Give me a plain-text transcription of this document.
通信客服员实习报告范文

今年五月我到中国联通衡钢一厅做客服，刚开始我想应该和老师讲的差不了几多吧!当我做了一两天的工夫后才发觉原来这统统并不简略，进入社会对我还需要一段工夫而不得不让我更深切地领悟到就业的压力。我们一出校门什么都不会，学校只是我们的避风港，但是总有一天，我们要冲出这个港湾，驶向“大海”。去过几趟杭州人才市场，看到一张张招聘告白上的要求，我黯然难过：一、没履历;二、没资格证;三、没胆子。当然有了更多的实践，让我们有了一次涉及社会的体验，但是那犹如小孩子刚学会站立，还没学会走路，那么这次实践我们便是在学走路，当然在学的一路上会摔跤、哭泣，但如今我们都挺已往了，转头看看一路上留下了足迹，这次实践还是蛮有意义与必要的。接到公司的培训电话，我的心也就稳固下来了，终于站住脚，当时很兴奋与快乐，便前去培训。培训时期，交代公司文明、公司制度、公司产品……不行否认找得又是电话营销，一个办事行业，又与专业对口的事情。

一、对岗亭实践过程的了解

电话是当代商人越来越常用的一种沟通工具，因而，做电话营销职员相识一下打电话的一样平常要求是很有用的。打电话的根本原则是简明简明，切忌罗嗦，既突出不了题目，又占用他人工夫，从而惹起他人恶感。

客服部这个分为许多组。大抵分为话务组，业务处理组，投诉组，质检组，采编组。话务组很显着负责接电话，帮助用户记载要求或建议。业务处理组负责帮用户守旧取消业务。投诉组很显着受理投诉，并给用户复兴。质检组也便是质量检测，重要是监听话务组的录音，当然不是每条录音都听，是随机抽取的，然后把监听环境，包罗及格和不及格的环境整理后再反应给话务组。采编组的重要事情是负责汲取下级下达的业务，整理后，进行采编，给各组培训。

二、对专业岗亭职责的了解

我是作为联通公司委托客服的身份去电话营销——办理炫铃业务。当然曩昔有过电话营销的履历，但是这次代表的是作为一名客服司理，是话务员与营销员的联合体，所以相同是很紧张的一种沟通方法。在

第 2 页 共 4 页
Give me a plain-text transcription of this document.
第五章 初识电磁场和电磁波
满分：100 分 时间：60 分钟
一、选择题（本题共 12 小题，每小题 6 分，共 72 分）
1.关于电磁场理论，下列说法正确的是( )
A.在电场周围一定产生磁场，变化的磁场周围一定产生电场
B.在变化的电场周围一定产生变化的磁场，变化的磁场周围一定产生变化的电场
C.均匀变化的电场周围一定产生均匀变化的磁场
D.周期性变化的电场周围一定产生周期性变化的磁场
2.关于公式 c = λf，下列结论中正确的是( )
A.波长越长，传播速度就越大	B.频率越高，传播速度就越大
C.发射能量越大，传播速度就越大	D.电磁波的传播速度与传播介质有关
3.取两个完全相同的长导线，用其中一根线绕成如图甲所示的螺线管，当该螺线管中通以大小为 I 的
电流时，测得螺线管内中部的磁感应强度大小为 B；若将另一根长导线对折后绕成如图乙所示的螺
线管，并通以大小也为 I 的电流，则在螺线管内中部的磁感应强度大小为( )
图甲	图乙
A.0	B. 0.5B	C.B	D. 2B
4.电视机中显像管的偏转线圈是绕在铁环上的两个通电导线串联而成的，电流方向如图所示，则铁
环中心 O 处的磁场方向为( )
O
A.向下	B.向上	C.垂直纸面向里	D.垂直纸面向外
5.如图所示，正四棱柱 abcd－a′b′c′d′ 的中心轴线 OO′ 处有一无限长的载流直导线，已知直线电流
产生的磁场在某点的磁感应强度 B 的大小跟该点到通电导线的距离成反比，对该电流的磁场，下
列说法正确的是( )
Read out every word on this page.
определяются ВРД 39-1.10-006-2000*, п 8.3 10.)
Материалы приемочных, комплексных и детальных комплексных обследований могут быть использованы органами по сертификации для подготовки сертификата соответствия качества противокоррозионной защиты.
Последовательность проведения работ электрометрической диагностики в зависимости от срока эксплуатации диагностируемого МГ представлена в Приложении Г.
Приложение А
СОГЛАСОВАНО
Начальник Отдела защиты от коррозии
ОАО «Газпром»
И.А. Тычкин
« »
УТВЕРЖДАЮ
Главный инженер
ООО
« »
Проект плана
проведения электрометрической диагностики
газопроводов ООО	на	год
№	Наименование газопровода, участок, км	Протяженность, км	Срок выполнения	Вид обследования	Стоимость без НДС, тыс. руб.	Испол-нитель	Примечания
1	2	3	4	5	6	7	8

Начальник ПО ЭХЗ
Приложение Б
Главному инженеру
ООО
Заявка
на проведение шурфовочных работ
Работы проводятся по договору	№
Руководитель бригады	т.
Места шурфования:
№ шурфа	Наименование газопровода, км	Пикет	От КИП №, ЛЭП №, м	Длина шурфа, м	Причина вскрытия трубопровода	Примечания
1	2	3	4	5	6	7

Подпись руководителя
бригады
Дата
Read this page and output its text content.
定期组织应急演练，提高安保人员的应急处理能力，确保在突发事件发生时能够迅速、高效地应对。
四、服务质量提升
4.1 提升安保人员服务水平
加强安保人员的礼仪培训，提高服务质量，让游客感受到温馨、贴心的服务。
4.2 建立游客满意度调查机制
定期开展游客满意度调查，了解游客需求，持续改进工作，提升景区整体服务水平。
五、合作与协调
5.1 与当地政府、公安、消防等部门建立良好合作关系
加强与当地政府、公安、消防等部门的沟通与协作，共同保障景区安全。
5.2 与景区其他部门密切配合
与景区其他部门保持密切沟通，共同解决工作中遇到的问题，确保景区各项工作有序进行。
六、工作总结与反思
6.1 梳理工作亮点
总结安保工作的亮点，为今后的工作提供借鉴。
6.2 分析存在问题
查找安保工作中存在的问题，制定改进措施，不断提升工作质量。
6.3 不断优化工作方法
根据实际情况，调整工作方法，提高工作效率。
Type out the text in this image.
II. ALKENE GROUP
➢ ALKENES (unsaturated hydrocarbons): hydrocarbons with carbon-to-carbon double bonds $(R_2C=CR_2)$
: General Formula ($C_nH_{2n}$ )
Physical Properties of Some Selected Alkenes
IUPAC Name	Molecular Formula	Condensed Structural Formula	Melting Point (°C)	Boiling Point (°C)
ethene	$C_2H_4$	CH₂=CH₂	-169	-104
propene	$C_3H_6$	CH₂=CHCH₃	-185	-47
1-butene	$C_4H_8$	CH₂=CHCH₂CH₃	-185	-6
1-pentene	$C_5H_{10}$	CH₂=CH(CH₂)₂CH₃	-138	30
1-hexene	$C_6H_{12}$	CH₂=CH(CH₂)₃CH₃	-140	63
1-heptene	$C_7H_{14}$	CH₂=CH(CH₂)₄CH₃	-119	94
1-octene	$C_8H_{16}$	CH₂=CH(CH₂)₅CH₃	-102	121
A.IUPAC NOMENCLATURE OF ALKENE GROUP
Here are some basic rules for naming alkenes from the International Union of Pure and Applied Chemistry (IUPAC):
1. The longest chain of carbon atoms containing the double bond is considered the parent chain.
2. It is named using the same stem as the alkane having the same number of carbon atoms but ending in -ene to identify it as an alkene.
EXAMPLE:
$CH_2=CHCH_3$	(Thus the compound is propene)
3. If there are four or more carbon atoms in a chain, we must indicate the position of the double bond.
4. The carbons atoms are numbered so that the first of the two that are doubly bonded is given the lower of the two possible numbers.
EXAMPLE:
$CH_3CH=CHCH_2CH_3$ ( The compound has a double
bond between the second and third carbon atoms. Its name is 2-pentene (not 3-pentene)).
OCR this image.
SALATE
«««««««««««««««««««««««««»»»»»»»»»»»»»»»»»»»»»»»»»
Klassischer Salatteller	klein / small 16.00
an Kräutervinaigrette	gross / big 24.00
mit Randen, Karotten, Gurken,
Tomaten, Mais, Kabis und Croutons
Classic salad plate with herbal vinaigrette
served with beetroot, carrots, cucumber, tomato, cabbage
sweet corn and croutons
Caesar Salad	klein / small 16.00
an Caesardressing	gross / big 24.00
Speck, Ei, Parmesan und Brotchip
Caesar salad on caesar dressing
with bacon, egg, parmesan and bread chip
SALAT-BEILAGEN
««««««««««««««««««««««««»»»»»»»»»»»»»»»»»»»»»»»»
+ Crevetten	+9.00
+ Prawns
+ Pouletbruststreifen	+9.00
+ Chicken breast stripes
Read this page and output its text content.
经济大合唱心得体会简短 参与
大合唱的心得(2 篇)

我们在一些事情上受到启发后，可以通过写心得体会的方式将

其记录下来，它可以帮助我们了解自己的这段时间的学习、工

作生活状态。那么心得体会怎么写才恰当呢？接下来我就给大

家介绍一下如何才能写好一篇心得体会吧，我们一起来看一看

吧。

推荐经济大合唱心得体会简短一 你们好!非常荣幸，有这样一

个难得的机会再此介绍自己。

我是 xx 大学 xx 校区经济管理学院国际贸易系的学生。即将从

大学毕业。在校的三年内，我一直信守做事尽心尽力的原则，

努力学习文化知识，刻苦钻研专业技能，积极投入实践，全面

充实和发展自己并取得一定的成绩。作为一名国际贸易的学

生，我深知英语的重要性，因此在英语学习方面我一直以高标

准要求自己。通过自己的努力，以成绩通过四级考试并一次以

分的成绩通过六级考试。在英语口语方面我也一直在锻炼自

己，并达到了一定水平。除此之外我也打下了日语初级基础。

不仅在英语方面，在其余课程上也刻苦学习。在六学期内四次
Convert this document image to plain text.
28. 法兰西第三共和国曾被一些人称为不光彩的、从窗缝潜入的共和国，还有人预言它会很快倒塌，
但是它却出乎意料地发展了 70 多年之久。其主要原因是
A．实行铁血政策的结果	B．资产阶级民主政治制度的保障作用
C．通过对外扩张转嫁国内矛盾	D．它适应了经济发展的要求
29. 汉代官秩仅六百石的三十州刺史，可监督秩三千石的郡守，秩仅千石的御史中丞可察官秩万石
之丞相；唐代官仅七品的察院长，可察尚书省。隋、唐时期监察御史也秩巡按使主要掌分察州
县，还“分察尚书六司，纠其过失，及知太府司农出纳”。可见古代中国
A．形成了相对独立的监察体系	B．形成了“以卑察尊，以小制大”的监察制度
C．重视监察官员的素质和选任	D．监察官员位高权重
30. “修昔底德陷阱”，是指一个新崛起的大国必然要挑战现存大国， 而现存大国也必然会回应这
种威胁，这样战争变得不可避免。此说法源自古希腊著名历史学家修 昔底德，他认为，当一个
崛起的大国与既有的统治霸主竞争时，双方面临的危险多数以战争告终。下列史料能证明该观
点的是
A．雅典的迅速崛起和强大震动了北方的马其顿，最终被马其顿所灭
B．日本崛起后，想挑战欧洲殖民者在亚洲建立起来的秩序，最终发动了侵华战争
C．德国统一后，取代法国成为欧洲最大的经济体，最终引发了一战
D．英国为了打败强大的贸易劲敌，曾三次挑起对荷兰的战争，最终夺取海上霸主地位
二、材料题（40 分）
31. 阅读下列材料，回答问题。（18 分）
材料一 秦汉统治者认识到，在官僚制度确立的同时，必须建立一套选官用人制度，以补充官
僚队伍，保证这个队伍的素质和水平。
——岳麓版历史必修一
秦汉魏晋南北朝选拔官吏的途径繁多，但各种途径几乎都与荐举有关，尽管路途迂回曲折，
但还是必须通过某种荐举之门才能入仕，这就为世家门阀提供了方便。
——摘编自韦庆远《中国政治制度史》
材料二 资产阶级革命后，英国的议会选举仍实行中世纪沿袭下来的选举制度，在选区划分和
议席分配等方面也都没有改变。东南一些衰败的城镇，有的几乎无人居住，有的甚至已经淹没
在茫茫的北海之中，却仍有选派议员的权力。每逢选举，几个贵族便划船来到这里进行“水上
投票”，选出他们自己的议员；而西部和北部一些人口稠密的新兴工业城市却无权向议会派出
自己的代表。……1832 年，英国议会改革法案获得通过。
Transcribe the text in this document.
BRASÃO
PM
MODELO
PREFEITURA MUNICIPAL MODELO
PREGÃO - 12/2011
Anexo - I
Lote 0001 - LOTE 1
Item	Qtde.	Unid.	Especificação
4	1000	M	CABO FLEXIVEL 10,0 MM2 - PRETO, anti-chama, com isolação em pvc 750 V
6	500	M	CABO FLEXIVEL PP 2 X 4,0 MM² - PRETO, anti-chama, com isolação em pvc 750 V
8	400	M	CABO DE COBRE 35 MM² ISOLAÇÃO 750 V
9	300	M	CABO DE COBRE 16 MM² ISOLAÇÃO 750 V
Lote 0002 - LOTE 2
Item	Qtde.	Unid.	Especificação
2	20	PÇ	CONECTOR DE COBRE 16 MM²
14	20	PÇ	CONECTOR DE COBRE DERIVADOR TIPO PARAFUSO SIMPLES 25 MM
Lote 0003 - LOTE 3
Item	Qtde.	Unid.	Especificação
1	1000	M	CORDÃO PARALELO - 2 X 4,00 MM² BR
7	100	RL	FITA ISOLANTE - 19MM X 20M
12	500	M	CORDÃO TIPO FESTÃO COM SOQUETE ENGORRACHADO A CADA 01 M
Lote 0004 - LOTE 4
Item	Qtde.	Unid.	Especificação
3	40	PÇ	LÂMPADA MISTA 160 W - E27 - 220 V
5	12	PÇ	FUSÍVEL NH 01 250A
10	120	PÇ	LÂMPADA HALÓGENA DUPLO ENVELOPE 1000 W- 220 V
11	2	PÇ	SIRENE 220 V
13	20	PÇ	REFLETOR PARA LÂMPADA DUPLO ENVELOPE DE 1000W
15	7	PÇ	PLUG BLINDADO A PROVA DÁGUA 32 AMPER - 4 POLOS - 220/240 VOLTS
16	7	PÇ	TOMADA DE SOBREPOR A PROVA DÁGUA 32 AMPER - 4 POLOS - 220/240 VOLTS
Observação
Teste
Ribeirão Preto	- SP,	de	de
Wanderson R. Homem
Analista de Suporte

▸ Task instructions
Scan the lines for the string "PROVA". Copy out each line that matches.

▸ Output below
15	7	PÇ	PLUG BLINDADO A PROVA DÁGUA 32 AMPER - 4 POLOS - 220/240 VOLTS
16	7	PÇ	TOMADA DE SOBREPOR A PROVA DÁGUA 32 AMPER - 4 POLOS - 220/240 VOLTS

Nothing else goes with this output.